◆ **RECORDS FOR THIS TASK**:

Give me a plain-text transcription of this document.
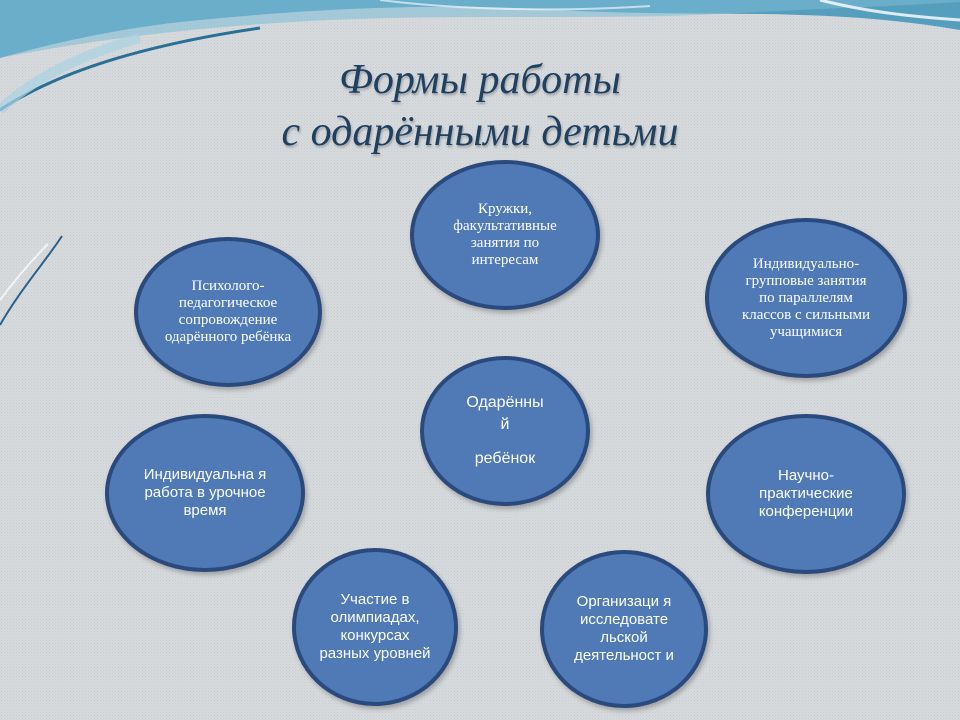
Формы работы
с одарёнными детьми
Одарённы
й
ребёнок
Кружки, факультативные занятия по интересам
Психолого-педагогическое сопровождение одарённого ребёнка
Индивидуально-групповые занятия по параллелям классов с сильными учащимися
Индивидуальна я работа в урочное время
Научно-практические конференции
Участие в олимпиадах, конкурсах разных уровней
Организаци я исследовате льской деятельност и
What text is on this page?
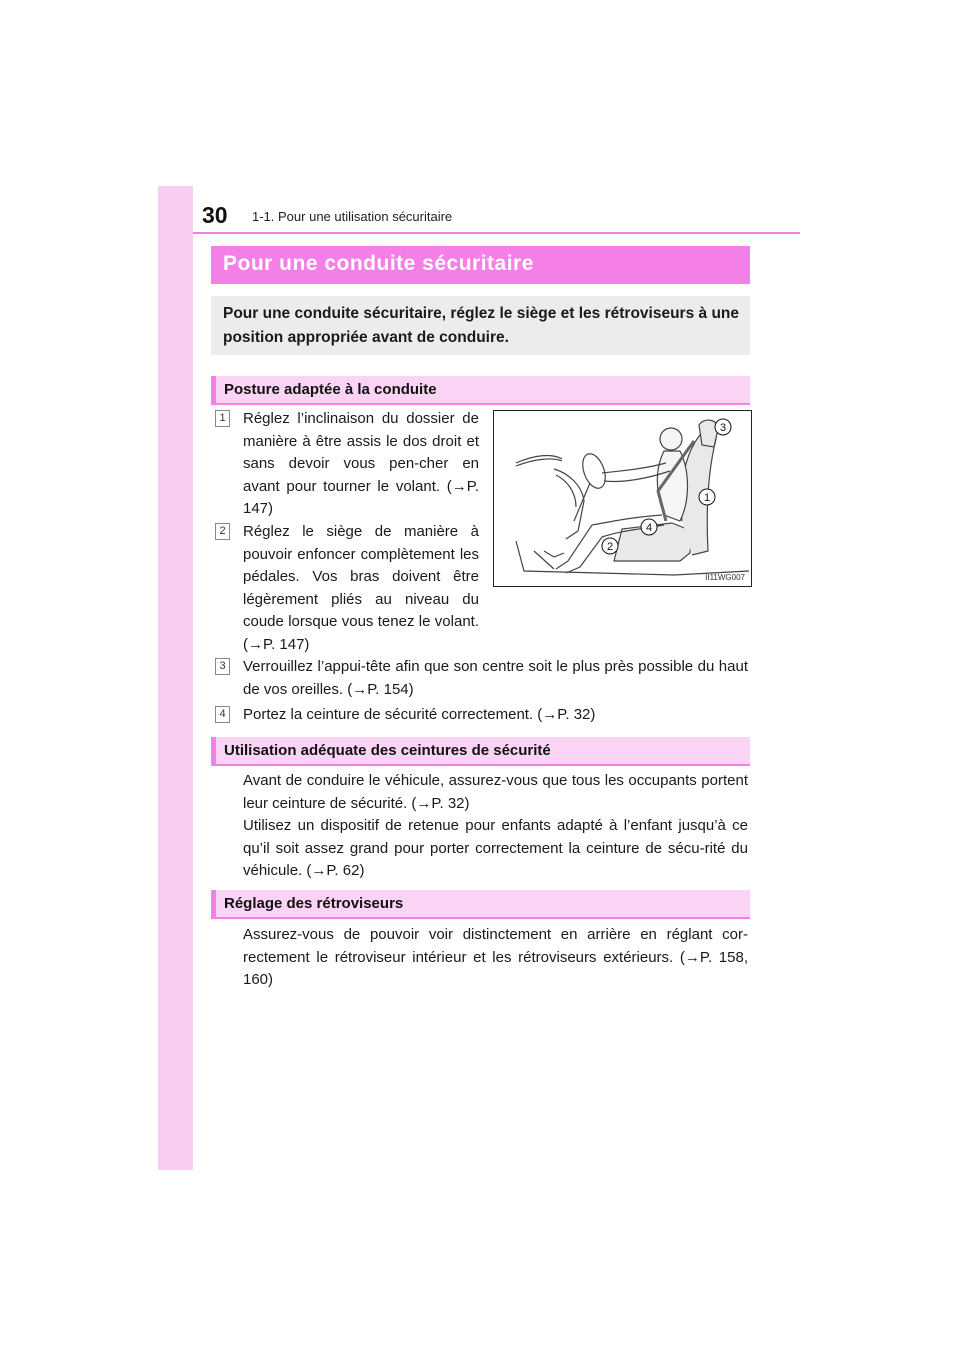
30 1-1. Pour une utilisation sécuritaire
Pour une conduite sécuritaire
Pour une conduite sécuritaire, réglez le siège et les rétroviseurs à une position appropriée avant de conduire.
Posture adaptée à la conduite
1 Réglez l’inclinaison du dossier de manière à être assis le dos droit et sans devoir vous pen-cher en avant pour tourner le volant. (→P. 147)
2 Réglez le siège de manière à pouvoir enfoncer complètement les pédales. Vos bras doivent être légèrement pliés au niveau du coude lorsque vous tenez le volant. (→P. 147)
3 Verrouillez l’appui-tête afin que son centre soit le plus près possible du haut de vos oreilles. (→P. 154)
4 Portez la ceinture de sécurité correctement. (→P. 32)
3
1
4
2
II11WG007
Utilisation adéquate des ceintures de sécurité
Avant de conduire le véhicule, assurez-vous que tous les occupants portent leur ceinture de sécurité. (→P. 32)
Utilisez un dispositif de retenue pour enfants adapté à l’enfant jusqu’à ce qu’il soit assez grand pour porter correctement la ceinture de sécu-rité du véhicule. (→P. 62)
Réglage des rétroviseurs
Assurez-vous de pouvoir voir distinctement en arrière en réglant cor-rectement le rétroviseur intérieur et les rétroviseurs extérieurs. (→P. 158, 160)
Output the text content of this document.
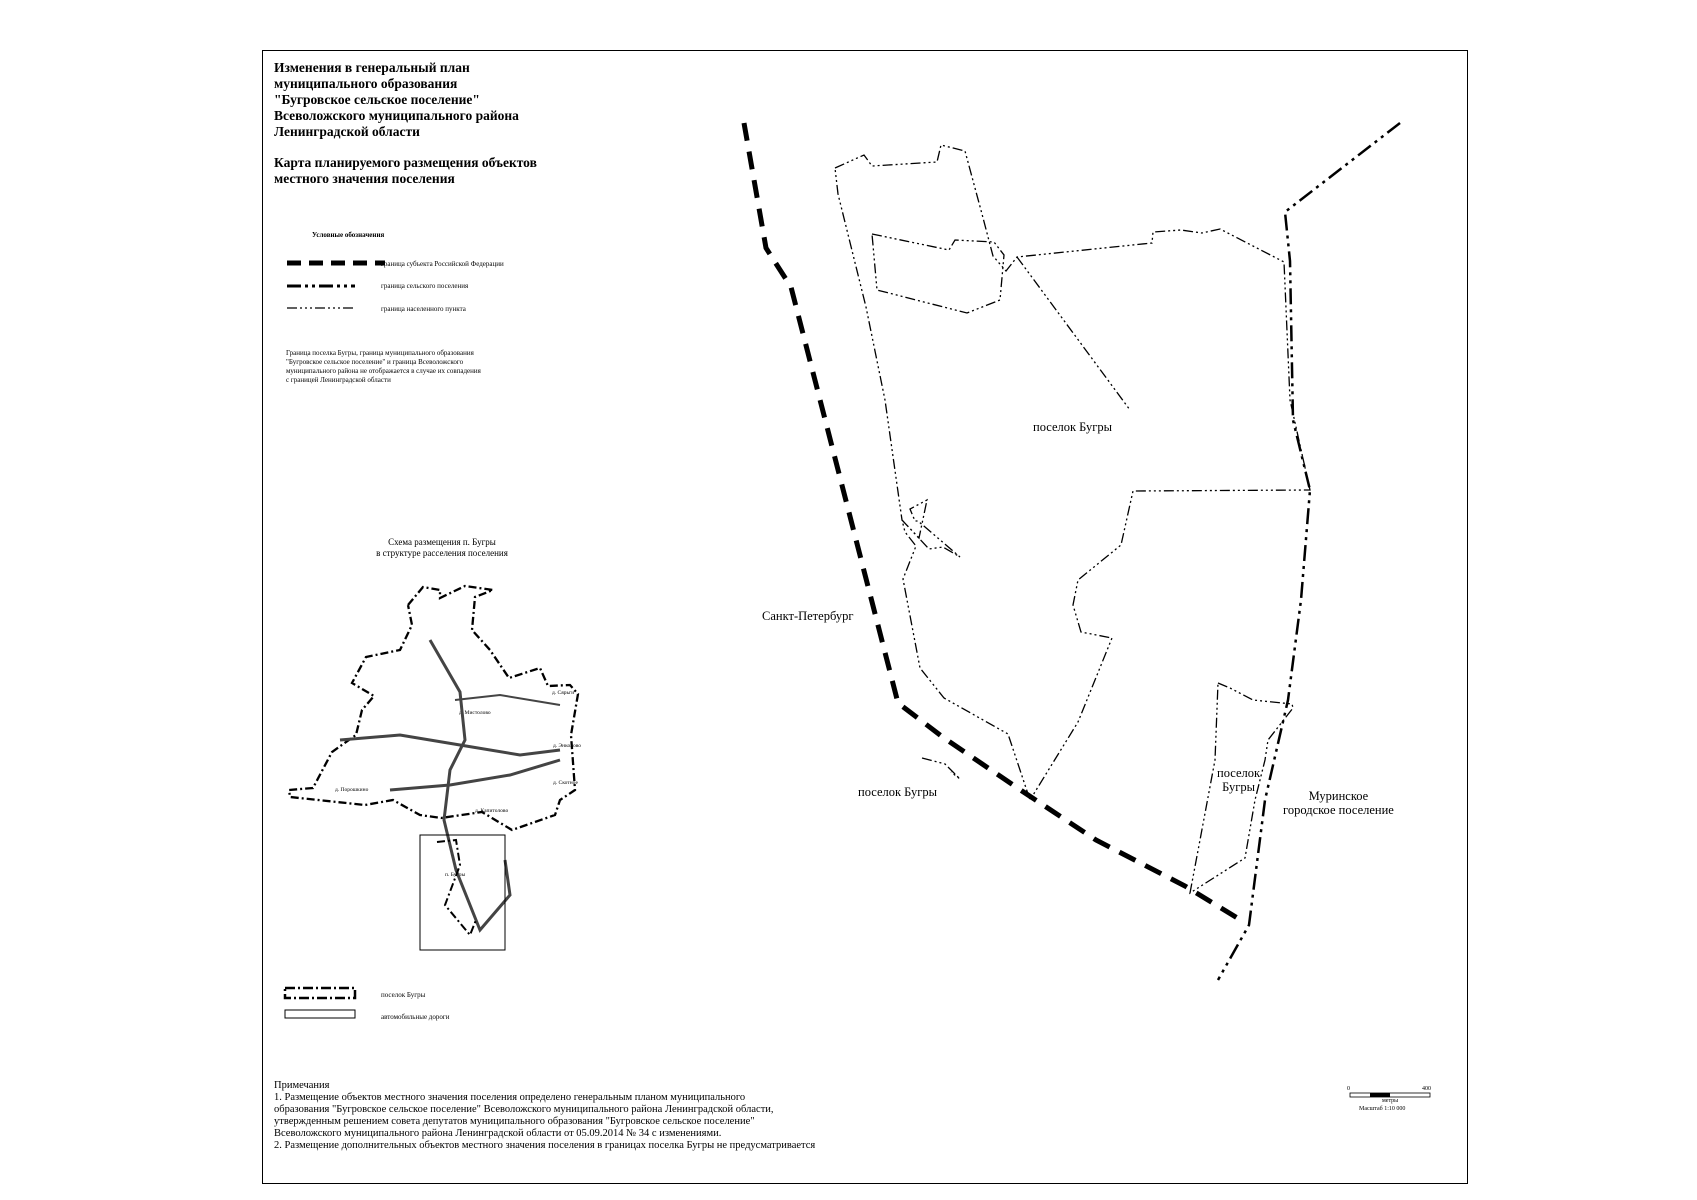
Изменения в генеральный план
муниципального образования
"Бугровское сельское поселение"
Всеволожского муниципального района
Ленинградской области
Карта планируемого размещения объектов
местного значения поселения
Условные обозначения
граница субъекта Российской Федерации
граница сельского поселения
граница населенного пункта
Граница поселка Бугры, граница муниципального образования
"Бугровское сельское поселение" и граница Всеволожского
муниципального района не отображается в случае их совпадения
с границей Ленинградской области
Схема размещения п. Бугры
в структуре расселения поселения
д. Сярьги
д. Мистолово
д. Энколово
д. Порошкино
д. Капитолово
д. Скотное
п. Бугры
поселок Бугры
автомобильные дороги
Санкт-Петербург
поселок Бугры
поселок Бугры
поселок
Бугры
Муринское
городское поселение

Примечания

1. Размещение объектов местного значения поселения определено генеральным планом муниципального

образования "Бугровское сельское поселение" Всеволожского муниципального района Ленинградской области,

утвержденным решением совета депутатов муниципального образования "Бугровское сельское поселение"

Всеволожского муниципального района Ленинградской области от 05.09.2014 № 34 с изменениями.

2. Размещение дополнительных объектов местного значения поселения в границах поселка Бугры не предусматривается

0	400
метры
Масштаб 1:10 000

◆ **TASK TO CARRY OUT**:
Copy out each line of the data where the string "Ленинградской" appears.

◆ **RESULT**:
Ленинградской области
с границей Ленинградской области
образования "Бугровское сельское поселение" Всеволожского муниципального района Ленинградской области,
Всеволожского муниципального района Ленинградской области от 05.09.2014 № 34 с изменениями.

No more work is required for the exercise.